Prompt: Work out how many lines of the listing hold the string "Contains". Answer with that number alone.

Recorded data
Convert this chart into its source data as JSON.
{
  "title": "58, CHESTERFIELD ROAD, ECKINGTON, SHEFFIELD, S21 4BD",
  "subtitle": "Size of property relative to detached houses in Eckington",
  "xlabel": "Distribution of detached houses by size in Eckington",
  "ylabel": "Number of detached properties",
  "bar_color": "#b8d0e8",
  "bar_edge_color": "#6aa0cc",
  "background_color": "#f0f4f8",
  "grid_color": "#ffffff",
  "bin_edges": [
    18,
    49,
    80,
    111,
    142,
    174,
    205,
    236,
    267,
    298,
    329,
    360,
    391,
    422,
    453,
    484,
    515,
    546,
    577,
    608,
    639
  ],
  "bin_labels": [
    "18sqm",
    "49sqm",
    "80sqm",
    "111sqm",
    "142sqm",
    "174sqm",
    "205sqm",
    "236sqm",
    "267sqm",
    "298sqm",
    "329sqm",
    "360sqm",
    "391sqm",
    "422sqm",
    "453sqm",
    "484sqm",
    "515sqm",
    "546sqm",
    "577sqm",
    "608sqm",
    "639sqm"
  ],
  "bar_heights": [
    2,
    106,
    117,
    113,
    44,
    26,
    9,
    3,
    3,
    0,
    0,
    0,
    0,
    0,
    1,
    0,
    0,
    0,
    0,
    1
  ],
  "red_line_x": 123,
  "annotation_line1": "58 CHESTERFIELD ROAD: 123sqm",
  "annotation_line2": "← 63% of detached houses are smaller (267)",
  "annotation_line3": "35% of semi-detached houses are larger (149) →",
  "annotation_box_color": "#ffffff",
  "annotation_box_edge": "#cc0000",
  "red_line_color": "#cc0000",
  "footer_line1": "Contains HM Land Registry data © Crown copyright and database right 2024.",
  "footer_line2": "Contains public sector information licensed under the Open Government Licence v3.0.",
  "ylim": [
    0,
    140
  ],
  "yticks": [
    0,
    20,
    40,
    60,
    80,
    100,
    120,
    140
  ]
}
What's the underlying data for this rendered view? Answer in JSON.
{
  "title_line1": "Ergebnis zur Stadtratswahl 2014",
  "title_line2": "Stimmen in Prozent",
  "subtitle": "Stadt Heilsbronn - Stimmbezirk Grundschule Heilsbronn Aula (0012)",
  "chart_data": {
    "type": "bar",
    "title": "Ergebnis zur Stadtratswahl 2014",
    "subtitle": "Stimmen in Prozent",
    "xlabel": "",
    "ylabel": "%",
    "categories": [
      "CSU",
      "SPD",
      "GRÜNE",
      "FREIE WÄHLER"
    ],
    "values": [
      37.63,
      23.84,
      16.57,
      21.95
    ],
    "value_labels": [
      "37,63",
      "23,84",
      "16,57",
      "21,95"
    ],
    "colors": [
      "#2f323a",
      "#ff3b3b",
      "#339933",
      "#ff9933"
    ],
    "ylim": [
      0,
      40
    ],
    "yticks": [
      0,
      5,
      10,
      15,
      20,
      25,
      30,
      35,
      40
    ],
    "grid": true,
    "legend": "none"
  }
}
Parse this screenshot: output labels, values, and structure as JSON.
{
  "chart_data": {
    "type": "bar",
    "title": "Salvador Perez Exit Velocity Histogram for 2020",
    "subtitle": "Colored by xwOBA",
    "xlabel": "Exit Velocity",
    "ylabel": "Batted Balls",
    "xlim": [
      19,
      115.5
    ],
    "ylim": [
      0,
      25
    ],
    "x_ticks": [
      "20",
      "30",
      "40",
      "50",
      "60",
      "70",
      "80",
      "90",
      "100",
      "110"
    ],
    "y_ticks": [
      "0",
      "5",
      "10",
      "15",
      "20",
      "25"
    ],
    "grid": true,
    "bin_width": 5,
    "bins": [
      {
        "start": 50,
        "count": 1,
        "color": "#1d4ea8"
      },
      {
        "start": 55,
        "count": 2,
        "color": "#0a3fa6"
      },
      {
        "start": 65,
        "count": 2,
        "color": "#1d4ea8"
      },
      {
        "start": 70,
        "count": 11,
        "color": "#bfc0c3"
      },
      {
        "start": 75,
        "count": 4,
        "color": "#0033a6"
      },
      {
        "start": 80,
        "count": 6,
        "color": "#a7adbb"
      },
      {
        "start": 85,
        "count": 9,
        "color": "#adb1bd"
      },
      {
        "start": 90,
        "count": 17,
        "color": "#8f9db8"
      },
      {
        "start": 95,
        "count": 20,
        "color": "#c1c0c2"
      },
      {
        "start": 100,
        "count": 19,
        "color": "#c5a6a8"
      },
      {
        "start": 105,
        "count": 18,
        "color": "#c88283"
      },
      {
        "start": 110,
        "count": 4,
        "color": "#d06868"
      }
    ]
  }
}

Exercise output: 2